EXERCISE:
Print out each record below, unaltered and complete, without its images.

Data excerpts:
——————

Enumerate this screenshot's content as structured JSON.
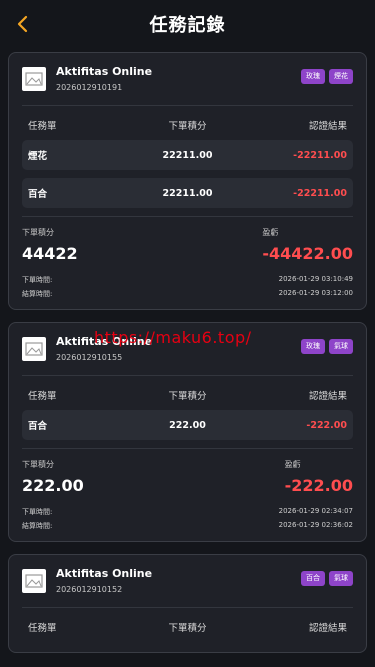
{
  "header": {
    "title": "任務記錄",
    "back_icon": "chevron-left-icon",
    "accent": "#f5a623"
  },
  "columns": {
    "task": "任務單",
    "points": "下單積分",
    "result": "認證結果"
  },
  "summary_labels": {
    "points": "下單積分",
    "profit": "盈虧"
  },
  "time_labels": {
    "order": "下單時間:",
    "settle": "結算時間:"
  },
  "colors": {
    "tag": "#8e44c9",
    "negative": "#ff4d4f",
    "card": "#1f2128"
  },
  "cards": [
    {
      "shop": "Aktifitas Online",
      "order_no": "2026012910191",
      "tags": [
        "玫瑰",
        "煙花"
      ],
      "rows": [
        {
          "name": "煙花",
          "points": "22211.00",
          "result": "-22211.00"
        },
        {
          "name": "百合",
          "points": "22211.00",
          "result": "-22211.00"
        }
      ],
      "total": "44422",
      "profit": "-44422.00",
      "order_time": "2026-01-29 03:10:49",
      "settle_time": "2026-01-29 03:12:00"
    },
    {
      "shop": "Aktifitas Online",
      "order_no": "2026012910155",
      "tags": [
        "玫瑰",
        "氣球"
      ],
      "rows": [
        {
          "name": "百合",
          "points": "222.00",
          "result": "-222.00"
        }
      ],
      "total": "222.00",
      "profit": "-222.00",
      "order_time": "2026-01-29 02:34:07",
      "settle_time": "2026-01-29 02:36:02"
    },
    {
      "shop": "Aktifitas Online",
      "order_no": "2026012910152",
      "tags": [
        "百合",
        "氣球"
      ],
      "rows": [],
      "total": "",
      "profit": "",
      "order_time": "",
      "settle_time": ""
    }
  ],
  "watermark": "https://maku6.top/"
}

——————

EXPECTED ANSWER:
Enumerate this screenshot's content as structured JSON.
{
  "header": {
    "title": "任務記錄",
    "back_icon": "chevron-left-icon",
    "accent": "#f5a623"
  },
  "columns": {
    "task": "任務單",
    "points": "下單積分",
    "result": "認證結果"
  },
  "summary_labels": {
    "points": "下單積分",
    "profit": "盈虧"
  },
  "time_labels": {
    "order": "下單時間:",
    "settle": "結算時間:"
  },
  "colors": {
    "tag": "#8e44c9",
    "negative": "#ff4d4f",
    "card": "#1f2128"
  },
  "cards": [
    {
      "shop": "Aktifitas Online",
      "order_no": "2026012910191",
      "tags": [
        "玫瑰",
        "煙花"
      ],
      "rows": [
        {
          "name": "煙花",
          "points": "22211.00",
          "result": "-22211.00"
        },
        {
          "name": "百合",
          "points": "22211.00",
          "result": "-22211.00"
        }
      ],
      "total": "44422",
      "profit": "-44422.00",
      "order_time": "2026-01-29 03:10:49",
      "settle_time": "2026-01-29 03:12:00"
    },
    {
      "shop": "Aktifitas Online",
      "order_no": "2026012910155",
      "tags": [
        "玫瑰",
        "氣球"
      ],
      "rows": [
        {
          "name": "百合",
          "points": "222.00",
          "result": "-222.00"
        }
      ],
      "total": "222.00",
      "profit": "-222.00",
      "order_time": "2026-01-29 02:34:07",
      "settle_time": "2026-01-29 02:36:02"
    },
    {
      "shop": "Aktifitas Online",
      "order_no": "2026012910152",
      "tags": [
        "百合",
        "氣球"
      ],
      "rows": [],
      "total": "",
      "profit": "",
      "order_time": "",
      "settle_time": ""
    }
  ],
  "watermark": "https://maku6.top/"
}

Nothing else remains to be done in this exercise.